» Raw data
===============

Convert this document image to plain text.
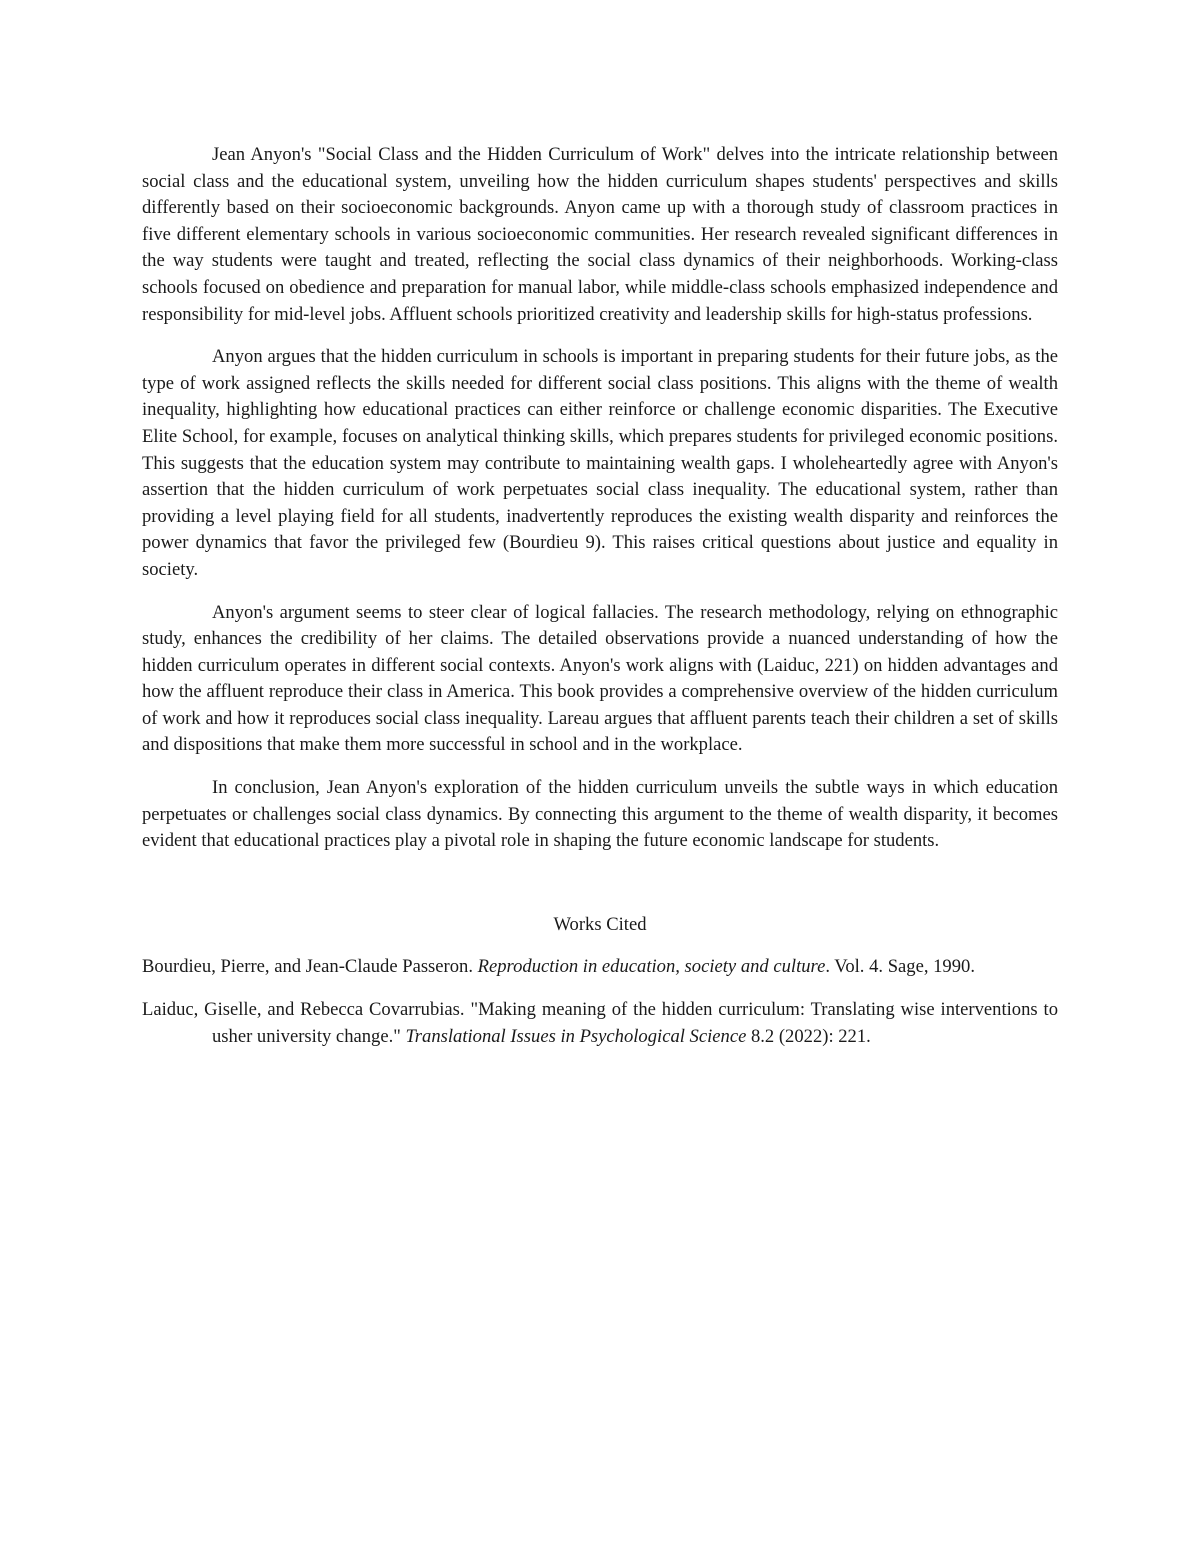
Jean Anyon's "Social Class and the Hidden Curriculum of Work" delves into the intricate relationship between social class and the educational system, unveiling how the hidden curriculum shapes students' perspectives and skills differently based on their socioeconomic backgrounds. Anyon came up with a thorough study of classroom practices in five different elementary schools in various socioeconomic communities. Her research revealed significant differences in the way students were taught and treated, reflecting the social class dynamics of their neighborhoods. Working-class schools focused on obedience and preparation for manual labor, while middle-class schools emphasized independence and responsibility for mid-level jobs. Affluent schools prioritized creativity and leadership skills for high-status professions.

Anyon argues that the hidden curriculum in schools is important in preparing students for their future jobs, as the type of work assigned reflects the skills needed for different social class positions. This aligns with the theme of wealth inequality, highlighting how educational practices can either reinforce or challenge economic disparities. The Executive Elite School, for example, focuses on analytical thinking skills, which prepares students for privileged economic positions. This suggests that the education system may contribute to maintaining wealth gaps. I wholeheartedly agree with Anyon's assertion that the hidden curriculum of work perpetuates social class inequality. The educational system, rather than providing a level playing field for all students, inadvertently reproduces the existing wealth disparity and reinforces the power dynamics that favor the privileged few (Bourdieu 9). This raises critical questions about justice and equality in society.

Anyon's argument seems to steer clear of logical fallacies. The research methodology, relying on ethnographic study, enhances the credibility of her claims. The detailed observations provide a nuanced understanding of how the hidden curriculum operates in different social contexts. Anyon's work aligns with (Laiduc, 221) on hidden advantages and how the affluent reproduce their class in America. This book provides a comprehensive overview of the hidden curriculum of work and how it reproduces social class inequality. Lareau argues that affluent parents teach their children a set of skills and dispositions that make them more successful in school and in the workplace.

In conclusion, Jean Anyon's exploration of the hidden curriculum unveils the subtle ways in which education perpetuates or challenges social class dynamics. By connecting this argument to the theme of wealth disparity, it becomes evident that educational practices play a pivotal role in shaping the future economic landscape for students.

Works Cited

Bourdieu, Pierre, and Jean-Claude Passeron. Reproduction in education, society and culture. Vol. 4. Sage, 1990.

Laiduc, Giselle, and Rebecca Covarrubias. "Making meaning of the hidden curriculum: Translating wise interventions to usher university change." Translational Issues in Psychological Science 8.2 (2022): 221.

===============

» Exercise instructions
Repeat the records above verbatim, with no pictures in the result.

» Reply
Convert this document image to plain text.
Jean Anyon's "Social Class and the Hidden Curriculum of Work" delves into the intricate relationship between social class and the educational system, unveiling how the hidden curriculum shapes students' perspectives and skills differently based on their socioeconomic backgrounds. Anyon came up with a thorough study of classroom practices in five different elementary schools in various socioeconomic communities. Her research revealed significant differences in the way students were taught and treated, reflecting the social class dynamics of their neighborhoods. Working-class schools focused on obedience and preparation for manual labor, while middle-class schools emphasized independence and responsibility for mid-level jobs. Affluent schools prioritized creativity and leadership skills for high-status professions.

Anyon argues that the hidden curriculum in schools is important in preparing students for their future jobs, as the type of work assigned reflects the skills needed for different social class positions. This aligns with the theme of wealth inequality, highlighting how educational practices can either reinforce or challenge economic disparities. The Executive Elite School, for example, focuses on analytical thinking skills, which prepares students for privileged economic positions. This suggests that the education system may contribute to maintaining wealth gaps. I wholeheartedly agree with Anyon's assertion that the hidden curriculum of work perpetuates social class inequality. The educational system, rather than providing a level playing field for all students, inadvertently reproduces the existing wealth disparity and reinforces the power dynamics that favor the privileged few (Bourdieu 9). This raises critical questions about justice and equality in society.

Anyon's argument seems to steer clear of logical fallacies. The research methodology, relying on ethnographic study, enhances the credibility of her claims. The detailed observations provide a nuanced understanding of how the hidden curriculum operates in different social contexts. Anyon's work aligns with (Laiduc, 221) on hidden advantages and how the affluent reproduce their class in America. This book provides a comprehensive overview of the hidden curriculum of work and how it reproduces social class inequality. Lareau argues that affluent parents teach their children a set of skills and dispositions that make them more successful in school and in the workplace.

In conclusion, Jean Anyon's exploration of the hidden curriculum unveils the subtle ways in which education perpetuates or challenges social class dynamics. By connecting this argument to the theme of wealth disparity, it becomes evident that educational practices play a pivotal role in shaping the future economic landscape for students.

Works Cited

Bourdieu, Pierre, and Jean-Claude Passeron. Reproduction in education, society and culture. Vol. 4. Sage, 1990.

Laiduc, Giselle, and Rebecca Covarrubias. "Making meaning of the hidden curriculum: Translating wise interventions to usher university change." Translational Issues in Psychological Science 8.2 (2022): 221.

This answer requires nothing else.